▶ PROBLEM: Find each line containing the string "master" and return it.

Stored data
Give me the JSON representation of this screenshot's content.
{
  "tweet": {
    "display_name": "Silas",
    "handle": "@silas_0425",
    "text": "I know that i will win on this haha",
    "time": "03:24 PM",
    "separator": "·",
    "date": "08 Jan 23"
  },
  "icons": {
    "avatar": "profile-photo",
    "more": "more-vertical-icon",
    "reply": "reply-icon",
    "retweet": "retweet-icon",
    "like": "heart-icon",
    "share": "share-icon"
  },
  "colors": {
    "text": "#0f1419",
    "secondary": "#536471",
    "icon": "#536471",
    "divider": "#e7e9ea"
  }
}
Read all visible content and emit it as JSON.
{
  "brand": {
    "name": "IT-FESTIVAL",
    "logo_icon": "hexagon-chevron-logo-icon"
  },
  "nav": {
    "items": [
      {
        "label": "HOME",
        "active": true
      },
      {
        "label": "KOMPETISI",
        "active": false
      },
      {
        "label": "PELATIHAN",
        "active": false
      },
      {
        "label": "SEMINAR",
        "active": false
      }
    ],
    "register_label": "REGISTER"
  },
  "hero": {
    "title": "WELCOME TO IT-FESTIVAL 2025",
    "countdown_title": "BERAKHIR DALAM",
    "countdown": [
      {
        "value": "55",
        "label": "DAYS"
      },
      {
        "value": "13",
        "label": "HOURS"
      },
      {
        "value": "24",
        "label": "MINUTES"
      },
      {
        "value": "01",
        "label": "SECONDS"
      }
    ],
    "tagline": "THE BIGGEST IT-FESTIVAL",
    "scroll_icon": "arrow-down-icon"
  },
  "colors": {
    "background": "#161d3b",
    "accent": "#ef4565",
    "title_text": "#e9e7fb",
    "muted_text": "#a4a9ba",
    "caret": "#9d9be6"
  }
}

* * *

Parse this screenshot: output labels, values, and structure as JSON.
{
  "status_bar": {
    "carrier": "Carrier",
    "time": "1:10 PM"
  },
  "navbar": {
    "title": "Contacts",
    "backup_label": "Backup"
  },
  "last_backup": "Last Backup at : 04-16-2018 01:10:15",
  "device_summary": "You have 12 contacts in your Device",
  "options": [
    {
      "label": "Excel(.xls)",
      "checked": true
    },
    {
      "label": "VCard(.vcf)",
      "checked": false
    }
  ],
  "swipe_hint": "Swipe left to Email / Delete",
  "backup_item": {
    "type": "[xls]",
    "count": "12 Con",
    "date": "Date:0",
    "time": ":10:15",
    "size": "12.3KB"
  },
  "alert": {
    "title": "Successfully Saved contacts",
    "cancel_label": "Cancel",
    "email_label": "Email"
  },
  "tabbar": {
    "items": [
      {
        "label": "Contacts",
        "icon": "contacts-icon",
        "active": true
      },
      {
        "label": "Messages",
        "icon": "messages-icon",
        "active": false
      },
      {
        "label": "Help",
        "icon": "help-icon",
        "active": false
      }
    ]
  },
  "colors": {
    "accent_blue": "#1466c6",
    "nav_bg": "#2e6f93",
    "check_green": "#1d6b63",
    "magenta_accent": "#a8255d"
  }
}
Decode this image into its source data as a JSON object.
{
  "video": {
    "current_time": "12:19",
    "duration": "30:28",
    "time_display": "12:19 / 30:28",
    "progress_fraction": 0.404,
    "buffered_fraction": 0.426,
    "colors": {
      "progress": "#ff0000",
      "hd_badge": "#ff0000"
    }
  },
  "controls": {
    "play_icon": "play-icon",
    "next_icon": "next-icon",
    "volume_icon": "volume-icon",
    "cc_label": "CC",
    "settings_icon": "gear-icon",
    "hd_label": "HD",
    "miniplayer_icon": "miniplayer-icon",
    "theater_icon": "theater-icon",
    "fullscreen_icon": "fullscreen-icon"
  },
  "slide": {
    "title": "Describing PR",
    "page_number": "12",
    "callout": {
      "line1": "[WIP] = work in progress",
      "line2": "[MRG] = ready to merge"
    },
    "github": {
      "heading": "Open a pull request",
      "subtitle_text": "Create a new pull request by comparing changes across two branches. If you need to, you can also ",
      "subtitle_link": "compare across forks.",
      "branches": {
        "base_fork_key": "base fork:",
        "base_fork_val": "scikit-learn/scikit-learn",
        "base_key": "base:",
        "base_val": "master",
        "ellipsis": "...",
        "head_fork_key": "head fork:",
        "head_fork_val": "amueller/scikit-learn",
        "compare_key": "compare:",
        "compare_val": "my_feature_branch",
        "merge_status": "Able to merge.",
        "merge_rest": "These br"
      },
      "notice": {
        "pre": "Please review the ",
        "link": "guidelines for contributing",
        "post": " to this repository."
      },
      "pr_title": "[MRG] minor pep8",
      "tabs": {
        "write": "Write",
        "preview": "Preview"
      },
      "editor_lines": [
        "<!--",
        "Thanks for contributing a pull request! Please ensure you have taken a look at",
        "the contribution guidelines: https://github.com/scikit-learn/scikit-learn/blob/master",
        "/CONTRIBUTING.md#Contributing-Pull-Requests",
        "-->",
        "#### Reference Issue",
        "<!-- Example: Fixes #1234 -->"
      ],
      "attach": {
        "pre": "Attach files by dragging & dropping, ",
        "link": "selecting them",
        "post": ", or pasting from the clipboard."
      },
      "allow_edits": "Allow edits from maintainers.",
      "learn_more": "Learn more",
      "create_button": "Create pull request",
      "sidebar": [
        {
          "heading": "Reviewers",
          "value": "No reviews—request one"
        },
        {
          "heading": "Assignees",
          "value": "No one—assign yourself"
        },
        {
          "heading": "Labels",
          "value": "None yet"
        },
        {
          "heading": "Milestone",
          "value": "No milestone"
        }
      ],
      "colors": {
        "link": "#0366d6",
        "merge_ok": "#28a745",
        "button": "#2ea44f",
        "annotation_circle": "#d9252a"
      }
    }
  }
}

▶ RESPONSE TO THIS EXERCISE:
        "base_val": "master",
        "the contribution guidelines: https://github.com/scikit-learn/scikit-learn/blob/master",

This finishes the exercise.